_Görevin amacı_
Ergenekon ve Balyoz davalarını ele alan metinde "Şimdi en önemli" ifadesiyle başlayıp "Daha önceleri neredeydiniz?" ifadesiyle biten bölümü hiçbir değişiklik yapmadan yazın.

_Verilen metin_
Fatih Uğurlu

Fatih Uğurlu

Asmanın bile asaleti varmış, öyle mi?

Asmanın bile asaleti varmış, öyle mi?

Şimdi en önemli konumuz Ergenekon davasının ardından verilen cezalar oluverdi. Efendim önce Balyoz, ardından Ergenekon. Arka arkaya sonuçlanan bu davalarda paşalara verilen cezalar bazı yufka yürekli siyasetçilerimizi, hukukçularımızı, entelektüellerimizi rahatsız etti. Ne hikmettir bu memlekette 90 yıldır yaşanan sayısız hukuk cinayetine tepki vermek şöyle dursun ya bilfiil içinde olanlar ya da tribünlerden alkış tutanlar Balyoz ve Ergenekon’da hüzne boğuldular.

Daha önceleri neredeydiniz?

90 yıllık cumhuriyet tarihine baktığınızda yüzünüzü ak edecek hangi davaları görebilirsiniz. Sadece seçkinleri korumaya, halka köle muamelesi yapmaya kurgulanmış bir cumhuriyette ne zaman adil sayılabilecek bir seçim yapılsa kuruluşu cumhuriyetten bile eski olan CHP hezimete uğramış ve Anadolu kokan partiler iktidara gelmişlerdir. Hatta bu halk, kendisini Kur’an’la aldatanlara bile koşarak gitmiştir. Sonunda da boz bulanık sulardan değil, pırıl pırıl bir sudan içmeye doğru nasibi açılmıştır.

Tabii suyun berraklığı arttıkça suyu bulandıranların tepkileri de artmış ve 28 Şubat döneminde halkın iktidarına karşı yürütülen alçakça kampanyanın sahiplerine karşı bir hukuk savaşı başlatılmıştır. Bu savaşı hak ve hakikat adına başlatanlar eminim bugünkü sonucu alacaklarına inanmıyorlardı. Onlar ilahi bir lütfa mazhar oldular ve bu hukuk savaşını kazanarak paşalar ve padişahları Silivri’ye, Hasdal’a, Sincan’a doldurdular.

_Sağlanan veriler_
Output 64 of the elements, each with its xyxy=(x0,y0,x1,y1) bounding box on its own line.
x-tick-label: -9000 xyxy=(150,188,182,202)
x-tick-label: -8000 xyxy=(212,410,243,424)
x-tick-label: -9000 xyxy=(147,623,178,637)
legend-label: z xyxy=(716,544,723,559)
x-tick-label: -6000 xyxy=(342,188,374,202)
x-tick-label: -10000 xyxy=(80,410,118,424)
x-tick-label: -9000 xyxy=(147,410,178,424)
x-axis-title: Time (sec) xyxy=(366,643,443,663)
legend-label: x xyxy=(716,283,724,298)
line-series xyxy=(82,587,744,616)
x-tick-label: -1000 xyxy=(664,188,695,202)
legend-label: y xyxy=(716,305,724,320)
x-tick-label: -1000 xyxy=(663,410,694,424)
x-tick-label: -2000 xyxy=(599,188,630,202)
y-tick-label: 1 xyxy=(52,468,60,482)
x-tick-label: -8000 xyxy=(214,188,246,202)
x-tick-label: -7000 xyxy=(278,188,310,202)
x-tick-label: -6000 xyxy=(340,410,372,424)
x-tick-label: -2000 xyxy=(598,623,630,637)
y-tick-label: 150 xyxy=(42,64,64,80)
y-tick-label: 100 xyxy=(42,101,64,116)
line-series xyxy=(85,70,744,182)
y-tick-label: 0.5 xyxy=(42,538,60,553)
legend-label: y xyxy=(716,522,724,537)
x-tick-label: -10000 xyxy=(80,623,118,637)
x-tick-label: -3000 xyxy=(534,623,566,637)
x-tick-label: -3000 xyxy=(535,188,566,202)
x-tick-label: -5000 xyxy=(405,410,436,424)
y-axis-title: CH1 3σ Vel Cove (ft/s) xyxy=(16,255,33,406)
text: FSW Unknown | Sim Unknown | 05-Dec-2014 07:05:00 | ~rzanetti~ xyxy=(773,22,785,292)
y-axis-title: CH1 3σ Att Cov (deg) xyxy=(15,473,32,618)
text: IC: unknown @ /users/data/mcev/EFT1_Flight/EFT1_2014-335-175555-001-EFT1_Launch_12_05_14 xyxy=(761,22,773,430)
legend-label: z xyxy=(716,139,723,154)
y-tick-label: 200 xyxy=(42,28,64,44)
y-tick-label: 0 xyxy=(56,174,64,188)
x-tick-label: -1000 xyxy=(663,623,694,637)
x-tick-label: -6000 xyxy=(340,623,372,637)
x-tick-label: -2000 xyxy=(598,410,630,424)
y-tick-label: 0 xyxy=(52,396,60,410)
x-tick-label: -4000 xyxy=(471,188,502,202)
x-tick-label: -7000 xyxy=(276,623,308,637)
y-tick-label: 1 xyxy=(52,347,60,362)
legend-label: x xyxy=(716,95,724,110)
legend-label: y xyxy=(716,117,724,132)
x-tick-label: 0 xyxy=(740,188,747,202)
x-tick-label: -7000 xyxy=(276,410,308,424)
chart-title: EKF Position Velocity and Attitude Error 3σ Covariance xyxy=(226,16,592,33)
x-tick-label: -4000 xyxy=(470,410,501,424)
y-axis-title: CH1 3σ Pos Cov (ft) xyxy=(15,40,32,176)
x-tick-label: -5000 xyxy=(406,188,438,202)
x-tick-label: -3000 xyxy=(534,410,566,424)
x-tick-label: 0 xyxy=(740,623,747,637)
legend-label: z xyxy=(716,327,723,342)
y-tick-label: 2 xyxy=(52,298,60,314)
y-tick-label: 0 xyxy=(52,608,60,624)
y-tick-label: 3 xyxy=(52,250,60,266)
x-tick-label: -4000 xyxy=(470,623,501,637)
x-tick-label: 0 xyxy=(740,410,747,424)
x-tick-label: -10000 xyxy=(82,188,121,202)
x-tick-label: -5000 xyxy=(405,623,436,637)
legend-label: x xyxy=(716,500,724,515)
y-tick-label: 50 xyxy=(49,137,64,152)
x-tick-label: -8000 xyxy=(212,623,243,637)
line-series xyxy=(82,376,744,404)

_Alıştırmanın cevabı_
Şimdi en önemli konumuz Ergenekon davasının ardından verilen cezalar oluverdi. Efendim önce Balyoz, ardından Ergenekon. Arka arkaya sonuçlanan bu davalarda paşalara verilen cezalar bazı yufka yürekli siyasetçilerimizi, hukukçularımızı, entelektüellerimizi rahatsız etti. Ne hikmettir bu memlekette 90 yıldır yaşanan sayısız hukuk cinayetine tepki vermek şöyle dursun ya bilfiil içinde olanlar ya da tribünlerden alkış tutanlar Balyoz ve Ergenekon’da hüzne boğuldular.

Daha önceleri neredeydiniz?